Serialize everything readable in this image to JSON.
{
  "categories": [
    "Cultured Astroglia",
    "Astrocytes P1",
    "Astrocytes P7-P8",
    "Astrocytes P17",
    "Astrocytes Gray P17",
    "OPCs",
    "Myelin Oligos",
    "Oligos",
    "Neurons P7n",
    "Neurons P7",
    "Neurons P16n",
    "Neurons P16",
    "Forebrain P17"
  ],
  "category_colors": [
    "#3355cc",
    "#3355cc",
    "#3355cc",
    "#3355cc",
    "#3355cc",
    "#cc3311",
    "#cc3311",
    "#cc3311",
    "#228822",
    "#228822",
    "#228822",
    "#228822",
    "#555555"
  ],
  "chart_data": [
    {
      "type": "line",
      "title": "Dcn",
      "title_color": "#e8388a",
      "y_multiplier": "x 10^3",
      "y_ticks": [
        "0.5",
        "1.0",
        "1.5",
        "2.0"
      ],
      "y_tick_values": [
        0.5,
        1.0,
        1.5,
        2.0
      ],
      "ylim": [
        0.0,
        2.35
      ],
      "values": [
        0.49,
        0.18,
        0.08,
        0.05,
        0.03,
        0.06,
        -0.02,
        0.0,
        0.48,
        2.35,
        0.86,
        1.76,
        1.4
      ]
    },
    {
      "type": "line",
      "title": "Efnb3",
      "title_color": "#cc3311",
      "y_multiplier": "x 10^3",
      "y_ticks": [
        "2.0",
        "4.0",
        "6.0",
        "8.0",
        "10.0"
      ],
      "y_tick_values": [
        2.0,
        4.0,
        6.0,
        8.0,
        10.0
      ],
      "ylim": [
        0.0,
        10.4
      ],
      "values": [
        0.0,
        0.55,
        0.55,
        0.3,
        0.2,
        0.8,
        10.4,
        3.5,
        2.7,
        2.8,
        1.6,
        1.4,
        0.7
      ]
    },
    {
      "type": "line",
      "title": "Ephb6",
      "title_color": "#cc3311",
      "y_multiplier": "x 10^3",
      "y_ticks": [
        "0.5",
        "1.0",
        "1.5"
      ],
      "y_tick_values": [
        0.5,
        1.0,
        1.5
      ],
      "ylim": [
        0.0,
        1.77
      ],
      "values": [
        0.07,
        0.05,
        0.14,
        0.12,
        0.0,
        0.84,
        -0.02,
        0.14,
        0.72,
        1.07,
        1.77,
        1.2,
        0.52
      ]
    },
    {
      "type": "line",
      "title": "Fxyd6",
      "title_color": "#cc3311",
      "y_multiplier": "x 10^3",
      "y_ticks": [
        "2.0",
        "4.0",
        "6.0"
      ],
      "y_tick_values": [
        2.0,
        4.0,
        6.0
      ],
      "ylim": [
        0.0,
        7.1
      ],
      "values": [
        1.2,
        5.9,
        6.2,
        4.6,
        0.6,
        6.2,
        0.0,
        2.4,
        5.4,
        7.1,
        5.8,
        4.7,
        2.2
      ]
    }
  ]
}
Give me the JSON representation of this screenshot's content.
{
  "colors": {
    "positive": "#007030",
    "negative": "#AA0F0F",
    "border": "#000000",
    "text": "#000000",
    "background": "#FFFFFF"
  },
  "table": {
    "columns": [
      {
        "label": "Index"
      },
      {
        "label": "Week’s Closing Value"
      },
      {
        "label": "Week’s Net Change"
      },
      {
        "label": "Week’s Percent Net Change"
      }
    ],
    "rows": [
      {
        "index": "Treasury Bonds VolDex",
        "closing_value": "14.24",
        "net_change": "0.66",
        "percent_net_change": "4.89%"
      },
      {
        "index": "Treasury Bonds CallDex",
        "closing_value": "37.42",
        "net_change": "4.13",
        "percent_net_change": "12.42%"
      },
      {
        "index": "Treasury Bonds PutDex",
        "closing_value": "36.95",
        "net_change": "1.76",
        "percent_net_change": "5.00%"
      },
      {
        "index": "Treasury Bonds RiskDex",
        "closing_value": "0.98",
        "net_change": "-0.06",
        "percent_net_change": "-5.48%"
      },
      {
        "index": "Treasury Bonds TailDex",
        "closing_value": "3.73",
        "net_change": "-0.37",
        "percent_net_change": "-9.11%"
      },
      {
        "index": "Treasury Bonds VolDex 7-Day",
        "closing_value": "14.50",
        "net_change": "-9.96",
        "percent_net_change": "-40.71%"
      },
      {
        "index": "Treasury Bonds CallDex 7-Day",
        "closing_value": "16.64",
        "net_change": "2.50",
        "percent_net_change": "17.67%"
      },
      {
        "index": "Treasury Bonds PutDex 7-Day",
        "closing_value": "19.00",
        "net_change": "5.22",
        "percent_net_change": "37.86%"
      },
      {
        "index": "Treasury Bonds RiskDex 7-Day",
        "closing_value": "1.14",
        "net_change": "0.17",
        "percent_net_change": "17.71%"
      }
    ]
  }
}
######
Request –
Only the lines from the one that contains "Give me the" through the last line should be repeated, each exactly as it stands, with both ends included.

The response –
Give me the JSON representation of this screenshot's content.
{
  "colors": {
    "positive": "#007030",
    "negative": "#AA0F0F",
    "border": "#000000",
    "text": "#000000",
    "background": "#FFFFFF"
  },
  "table": {
    "columns": [
      {
        "label": "Index"
      },
      {
        "label": "Week’s Closing Value"
      },
      {
        "label": "Week’s Net Change"
      },
      {
        "label": "Week’s Percent Net Change"
      }
    ],
    "rows": [
      {
        "index": "Treasury Bonds VolDex",
        "closing_value": "14.24",
        "net_change": "0.66",
        "percent_net_change": "4.89%"
      },
      {
        "index": "Treasury Bonds CallDex",
        "closing_value": "37.42",
        "net_change": "4.13",
        "percent_net_change": "12.42%"
      },
      {
        "index": "Treasury Bonds PutDex",
        "closing_value": "36.95",
        "net_change": "1.76",
        "percent_net_change": "5.00%"
      },
      {
        "index": "Treasury Bonds RiskDex",
        "closing_value": "0.98",
        "net_change": "-0.06",
        "percent_net_change": "-5.48%"
      },
      {
        "index": "Treasury Bonds TailDex",
        "closing_value": "3.73",
        "net_change": "-0.37",
        "percent_net_change": "-9.11%"
      },
      {
        "index": "Treasury Bonds VolDex 7-Day",
        "closing_value": "14.50",
        "net_change": "-9.96",
        "percent_net_change": "-40.71%"
      },
      {
        "index": "Treasury Bonds CallDex 7-Day",
        "closing_value": "16.64",
        "net_change": "2.50",
        "percent_net_change": "17.67%"
      },
      {
        "index": "Treasury Bonds PutDex 7-Day",
        "closing_value": "19.00",
        "net_change": "5.22",
        "percent_net_change": "37.86%"
      },
      {
        "index": "Treasury Bonds RiskDex 7-Day",
        "closing_value": "1.14",
        "net_change": "0.17",
        "percent_net_change": "17.71%"
      }
    ]
  }
}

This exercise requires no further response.